> [What you will do] Below is a listing to transcribe in full and exactly; keep the pictures out.
# start of Entries
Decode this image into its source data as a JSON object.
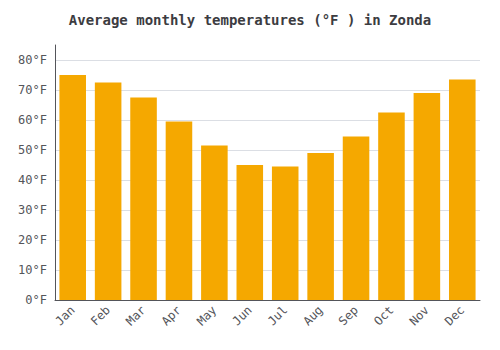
{
  "chart_data": {
    "type": "bar",
    "title": "Average monthly temperatures (°F ) in Zonda",
    "categories": [
      "Jan",
      "Feb",
      "Mar",
      "Apr",
      "May",
      "Jun",
      "Jul",
      "Aug",
      "Sep",
      "Oct",
      "Nov",
      "Dec"
    ],
    "values": [
      75,
      72.5,
      67.5,
      59.5,
      51.5,
      45,
      44.5,
      49,
      54.5,
      62.5,
      69,
      73.5
    ],
    "color": "#F5A800",
    "ylim": [
      0,
      85
    ],
    "yticks": [
      {
        "value": 0,
        "label": "0°F"
      },
      {
        "value": 10,
        "label": "10°F"
      },
      {
        "value": 20,
        "label": "20°F"
      },
      {
        "value": 30,
        "label": "30°F"
      },
      {
        "value": 40,
        "label": "40°F"
      },
      {
        "value": 50,
        "label": "50°F"
      },
      {
        "value": 60,
        "label": "60°F"
      },
      {
        "value": 70,
        "label": "70°F"
      },
      {
        "value": 80,
        "label": "80°F"
      }
    ],
    "grid": true
  }
}
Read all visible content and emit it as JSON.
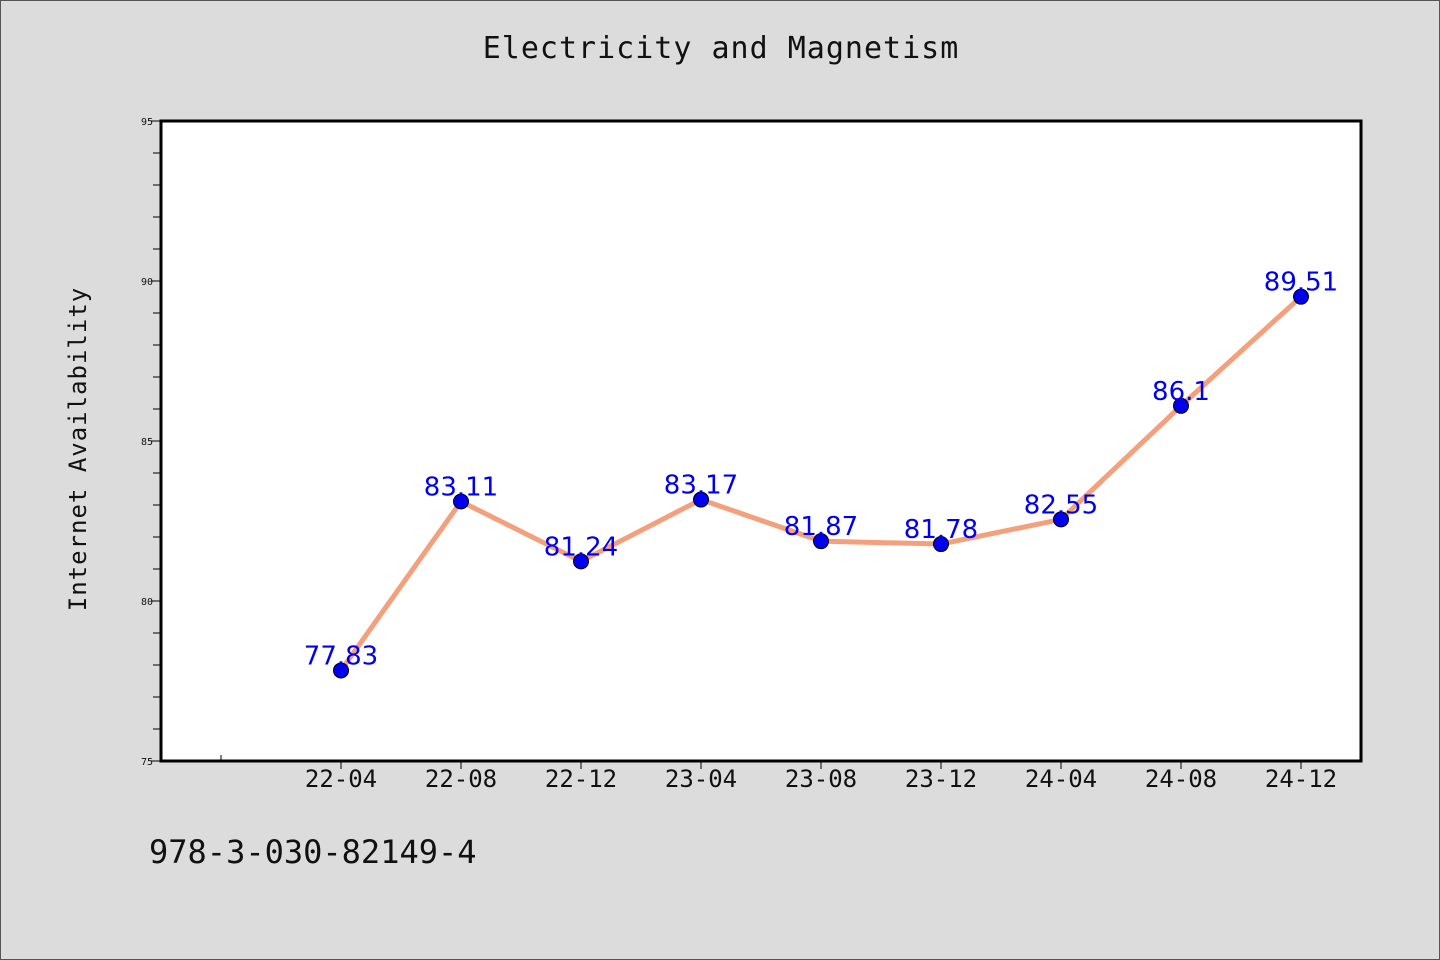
{
  "colors": {
    "background": "#dcdcdc",
    "plot_background": "#ffffff",
    "line": "#f4a07c",
    "marker": "#0000ee",
    "data_label": "#0000ee"
  },
  "footer": {
    "isbn": "978-3-030-82149-4"
  },
  "chart_data": {
    "type": "line",
    "title": "Electricity and Magnetism",
    "xlabel": "",
    "ylabel": "Internet Availability",
    "categories": [
      "22-04",
      "22-08",
      "22-12",
      "23-04",
      "23-08",
      "23-12",
      "24-04",
      "24-08",
      "24-12"
    ],
    "series": [
      {
        "values": [
          77.83,
          83.11,
          81.24,
          83.17,
          81.87,
          81.78,
          82.55,
          86.1,
          89.51
        ],
        "labels": [
          "77.83",
          "83.11",
          "81.24",
          "83.17",
          "81.87",
          "81.78",
          "82.55",
          "86.1",
          "89.51"
        ]
      }
    ],
    "ylim": [
      75,
      95
    ],
    "yticks": [
      "75",
      "80",
      "85",
      "90",
      "95"
    ],
    "grid": false,
    "legend": "none"
  }
}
# end of Entries
> [Solution below]
Decode this image into its source data as a JSON object.
{
  "chart_data": {
    "type": "bar",
    "title": "Average monthly temperatures (°F ) in Zonda",
    "categories": [
      "Jan",
      "Feb",
      "Mar",
      "Apr",
      "May",
      "Jun",
      "Jul",
      "Aug",
      "Sep",
      "Oct",
      "Nov",
      "Dec"
    ],
    "values": [
      75,
      72.5,
      67.5,
      59.5,
      51.5,
      45,
      44.5,
      49,
      54.5,
      62.5,
      69,
      73.5
    ],
    "color": "#F5A800",
    "ylim": [
      0,
      85
    ],
    "yticks": [
      {
        "value": 0,
        "label": "0°F"
      },
      {
        "value": 10,
        "label": "10°F"
      },
      {
        "value": 20,
        "label": "20°F"
      },
      {
        "value": 30,
        "label": "30°F"
      },
      {
        "value": 40,
        "label": "40°F"
      },
      {
        "value": 50,
        "label": "50°F"
      },
      {
        "value": 60,
        "label": "60°F"
      },
      {
        "value": 70,
        "label": "70°F"
      },
      {
        "value": 80,
        "label": "80°F"
      }
    ],
    "grid": true
  }
}
Read all visible content and emit it as JSON.
{
  "colors": {
    "background": "#dcdcdc",
    "plot_background": "#ffffff",
    "line": "#f4a07c",
    "marker": "#0000ee",
    "data_label": "#0000ee"
  },
  "footer": {
    "isbn": "978-3-030-82149-4"
  },
  "chart_data": {
    "type": "line",
    "title": "Electricity and Magnetism",
    "xlabel": "",
    "ylabel": "Internet Availability",
    "categories": [
      "22-04",
      "22-08",
      "22-12",
      "23-04",
      "23-08",
      "23-12",
      "24-04",
      "24-08",
      "24-12"
    ],
    "series": [
      {
        "values": [
          77.83,
          83.11,
          81.24,
          83.17,
          81.87,
          81.78,
          82.55,
          86.1,
          89.51
        ],
        "labels": [
          "77.83",
          "83.11",
          "81.24",
          "83.17",
          "81.87",
          "81.78",
          "82.55",
          "86.1",
          "89.51"
        ]
      }
    ],
    "ylim": [
      75,
      95
    ],
    "yticks": [
      "75",
      "80",
      "85",
      "90",
      "95"
    ],
    "grid": false,
    "legend": "none"
  }
}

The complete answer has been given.